GIVEN EXERCISE: Go through the listing below and list every line with "name".

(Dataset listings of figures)
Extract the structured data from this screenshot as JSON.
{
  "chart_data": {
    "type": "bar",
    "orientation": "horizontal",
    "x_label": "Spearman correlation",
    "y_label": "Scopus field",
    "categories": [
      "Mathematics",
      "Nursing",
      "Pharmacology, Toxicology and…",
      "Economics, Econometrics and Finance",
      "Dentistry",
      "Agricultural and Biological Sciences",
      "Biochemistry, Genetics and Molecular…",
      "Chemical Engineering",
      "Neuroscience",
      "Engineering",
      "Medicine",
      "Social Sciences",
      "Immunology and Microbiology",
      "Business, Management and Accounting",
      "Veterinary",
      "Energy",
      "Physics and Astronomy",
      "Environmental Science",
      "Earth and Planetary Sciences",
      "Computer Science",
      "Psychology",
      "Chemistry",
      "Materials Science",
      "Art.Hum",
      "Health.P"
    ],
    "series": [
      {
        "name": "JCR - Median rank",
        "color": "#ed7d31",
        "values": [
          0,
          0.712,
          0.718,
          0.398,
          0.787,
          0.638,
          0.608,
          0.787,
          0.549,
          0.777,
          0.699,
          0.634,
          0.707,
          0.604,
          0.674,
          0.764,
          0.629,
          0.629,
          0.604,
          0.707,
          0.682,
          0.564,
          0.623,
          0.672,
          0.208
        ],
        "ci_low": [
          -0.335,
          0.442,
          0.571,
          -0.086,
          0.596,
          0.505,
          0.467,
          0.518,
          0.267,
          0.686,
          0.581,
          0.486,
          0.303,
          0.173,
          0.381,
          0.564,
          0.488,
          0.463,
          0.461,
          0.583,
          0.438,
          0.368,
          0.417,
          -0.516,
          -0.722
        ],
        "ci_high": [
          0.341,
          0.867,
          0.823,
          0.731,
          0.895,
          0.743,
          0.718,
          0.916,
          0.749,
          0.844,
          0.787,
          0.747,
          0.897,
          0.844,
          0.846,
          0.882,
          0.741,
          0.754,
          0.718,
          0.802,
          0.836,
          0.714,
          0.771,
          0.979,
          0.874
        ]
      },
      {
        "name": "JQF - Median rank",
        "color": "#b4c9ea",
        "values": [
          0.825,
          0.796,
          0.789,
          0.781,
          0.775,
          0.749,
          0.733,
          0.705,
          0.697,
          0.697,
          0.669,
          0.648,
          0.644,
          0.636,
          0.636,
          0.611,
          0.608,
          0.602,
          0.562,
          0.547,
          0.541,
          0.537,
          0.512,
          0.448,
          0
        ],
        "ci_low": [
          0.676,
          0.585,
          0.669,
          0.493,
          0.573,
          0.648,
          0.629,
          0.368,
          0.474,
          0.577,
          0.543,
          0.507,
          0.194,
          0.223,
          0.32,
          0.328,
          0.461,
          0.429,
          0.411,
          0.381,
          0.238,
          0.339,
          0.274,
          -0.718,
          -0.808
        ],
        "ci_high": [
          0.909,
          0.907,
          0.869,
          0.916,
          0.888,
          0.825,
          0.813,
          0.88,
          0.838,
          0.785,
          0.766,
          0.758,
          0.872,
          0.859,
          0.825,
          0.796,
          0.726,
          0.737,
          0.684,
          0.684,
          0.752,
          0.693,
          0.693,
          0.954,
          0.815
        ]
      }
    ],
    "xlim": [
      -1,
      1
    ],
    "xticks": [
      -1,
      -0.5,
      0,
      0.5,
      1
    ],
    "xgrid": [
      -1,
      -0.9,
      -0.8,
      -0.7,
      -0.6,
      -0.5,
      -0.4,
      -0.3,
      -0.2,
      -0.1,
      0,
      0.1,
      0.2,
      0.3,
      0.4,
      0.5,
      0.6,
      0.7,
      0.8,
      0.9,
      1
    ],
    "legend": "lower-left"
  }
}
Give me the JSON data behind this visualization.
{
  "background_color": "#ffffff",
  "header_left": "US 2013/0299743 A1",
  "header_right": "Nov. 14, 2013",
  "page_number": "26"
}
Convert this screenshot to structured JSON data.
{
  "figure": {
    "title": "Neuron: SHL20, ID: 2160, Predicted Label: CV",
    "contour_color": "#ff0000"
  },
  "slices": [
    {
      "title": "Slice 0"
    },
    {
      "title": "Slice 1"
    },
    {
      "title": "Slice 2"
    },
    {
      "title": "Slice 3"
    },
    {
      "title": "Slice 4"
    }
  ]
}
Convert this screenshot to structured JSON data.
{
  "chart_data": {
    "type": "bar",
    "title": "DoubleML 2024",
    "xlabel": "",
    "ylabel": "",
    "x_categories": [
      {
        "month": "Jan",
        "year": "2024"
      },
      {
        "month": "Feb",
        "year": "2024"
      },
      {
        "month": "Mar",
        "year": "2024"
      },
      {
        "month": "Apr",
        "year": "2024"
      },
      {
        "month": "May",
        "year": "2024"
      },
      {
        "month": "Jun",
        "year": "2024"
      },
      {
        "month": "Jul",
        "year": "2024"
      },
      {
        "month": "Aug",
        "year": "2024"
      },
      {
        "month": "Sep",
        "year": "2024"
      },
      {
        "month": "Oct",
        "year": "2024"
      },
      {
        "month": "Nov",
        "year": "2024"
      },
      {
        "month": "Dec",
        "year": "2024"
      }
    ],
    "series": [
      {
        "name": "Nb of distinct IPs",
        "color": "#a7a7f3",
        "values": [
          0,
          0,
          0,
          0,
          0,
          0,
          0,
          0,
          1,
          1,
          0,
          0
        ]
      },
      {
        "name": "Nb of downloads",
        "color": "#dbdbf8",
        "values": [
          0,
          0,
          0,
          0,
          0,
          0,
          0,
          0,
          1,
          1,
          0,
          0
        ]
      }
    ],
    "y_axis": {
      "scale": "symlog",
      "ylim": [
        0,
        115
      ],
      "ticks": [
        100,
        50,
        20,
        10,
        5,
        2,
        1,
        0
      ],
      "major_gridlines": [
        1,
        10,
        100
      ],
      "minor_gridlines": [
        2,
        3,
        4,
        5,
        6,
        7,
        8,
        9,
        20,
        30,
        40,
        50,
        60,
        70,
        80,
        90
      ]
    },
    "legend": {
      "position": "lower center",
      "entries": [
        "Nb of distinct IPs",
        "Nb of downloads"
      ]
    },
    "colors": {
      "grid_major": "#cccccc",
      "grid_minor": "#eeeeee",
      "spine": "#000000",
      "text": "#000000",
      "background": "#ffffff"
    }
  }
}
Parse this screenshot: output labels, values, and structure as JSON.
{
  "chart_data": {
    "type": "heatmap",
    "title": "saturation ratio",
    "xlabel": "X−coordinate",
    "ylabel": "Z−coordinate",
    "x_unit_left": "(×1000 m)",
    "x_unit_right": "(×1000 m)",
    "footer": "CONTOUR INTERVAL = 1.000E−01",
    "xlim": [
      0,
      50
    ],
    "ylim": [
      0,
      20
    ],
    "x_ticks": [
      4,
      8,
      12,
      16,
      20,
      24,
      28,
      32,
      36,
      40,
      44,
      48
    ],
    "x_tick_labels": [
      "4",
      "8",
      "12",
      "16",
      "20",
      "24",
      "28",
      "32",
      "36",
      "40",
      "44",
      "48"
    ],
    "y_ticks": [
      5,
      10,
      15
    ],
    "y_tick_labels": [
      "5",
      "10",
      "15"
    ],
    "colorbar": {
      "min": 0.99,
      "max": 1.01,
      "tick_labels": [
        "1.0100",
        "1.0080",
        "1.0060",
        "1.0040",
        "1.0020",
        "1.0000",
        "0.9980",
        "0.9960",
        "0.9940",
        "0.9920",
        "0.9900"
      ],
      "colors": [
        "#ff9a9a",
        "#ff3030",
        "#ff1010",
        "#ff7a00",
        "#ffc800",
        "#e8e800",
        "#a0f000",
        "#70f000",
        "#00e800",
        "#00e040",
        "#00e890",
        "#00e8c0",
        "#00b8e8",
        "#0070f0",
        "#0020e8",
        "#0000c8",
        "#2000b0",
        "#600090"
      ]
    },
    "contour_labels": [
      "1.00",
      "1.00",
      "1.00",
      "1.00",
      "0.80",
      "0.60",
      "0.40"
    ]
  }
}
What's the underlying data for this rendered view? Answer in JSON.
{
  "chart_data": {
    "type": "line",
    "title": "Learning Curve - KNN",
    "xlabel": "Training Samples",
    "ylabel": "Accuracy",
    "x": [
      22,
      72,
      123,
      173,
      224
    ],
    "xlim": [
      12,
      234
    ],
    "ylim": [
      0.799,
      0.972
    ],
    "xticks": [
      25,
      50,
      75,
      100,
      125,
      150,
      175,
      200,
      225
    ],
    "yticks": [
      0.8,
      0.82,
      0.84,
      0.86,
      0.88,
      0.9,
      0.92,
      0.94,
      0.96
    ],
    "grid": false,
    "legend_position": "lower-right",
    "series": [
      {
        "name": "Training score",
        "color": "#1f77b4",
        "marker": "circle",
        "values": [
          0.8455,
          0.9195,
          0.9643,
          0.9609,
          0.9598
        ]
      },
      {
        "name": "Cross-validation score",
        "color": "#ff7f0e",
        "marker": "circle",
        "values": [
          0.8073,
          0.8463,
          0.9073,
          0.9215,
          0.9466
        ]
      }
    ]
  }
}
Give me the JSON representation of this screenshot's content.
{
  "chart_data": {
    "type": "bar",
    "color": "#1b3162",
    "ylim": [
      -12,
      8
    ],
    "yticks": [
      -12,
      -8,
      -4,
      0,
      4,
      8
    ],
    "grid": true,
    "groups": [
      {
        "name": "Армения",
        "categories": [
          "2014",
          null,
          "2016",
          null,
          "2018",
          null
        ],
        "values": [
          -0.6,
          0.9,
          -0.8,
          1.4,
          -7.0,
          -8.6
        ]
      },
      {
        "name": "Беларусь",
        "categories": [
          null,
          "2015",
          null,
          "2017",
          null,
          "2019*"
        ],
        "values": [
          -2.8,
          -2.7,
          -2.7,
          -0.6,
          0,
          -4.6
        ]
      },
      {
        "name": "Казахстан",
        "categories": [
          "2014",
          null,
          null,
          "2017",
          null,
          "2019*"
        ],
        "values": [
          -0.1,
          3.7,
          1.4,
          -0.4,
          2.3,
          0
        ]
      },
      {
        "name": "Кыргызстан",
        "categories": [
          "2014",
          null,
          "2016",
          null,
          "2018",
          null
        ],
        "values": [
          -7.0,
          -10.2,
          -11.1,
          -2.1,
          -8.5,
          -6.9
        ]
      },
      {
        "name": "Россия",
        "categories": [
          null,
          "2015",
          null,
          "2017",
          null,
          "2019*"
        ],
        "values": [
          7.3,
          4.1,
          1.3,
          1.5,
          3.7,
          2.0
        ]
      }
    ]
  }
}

WRITTEN ANSWER:
        "name": "JCR - Median rank",
        "name": "JQF - Median rank",
        "name": "Nb of distinct IPs",
        "name": "Nb of downloads",
        "name": "Training score",
        "name": "Cross-validation score",
        "name": "Армения",
        "name": "Беларусь",
        "name": "Казахстан",
        "name": "Кыргызстан",
        "name": "Россия",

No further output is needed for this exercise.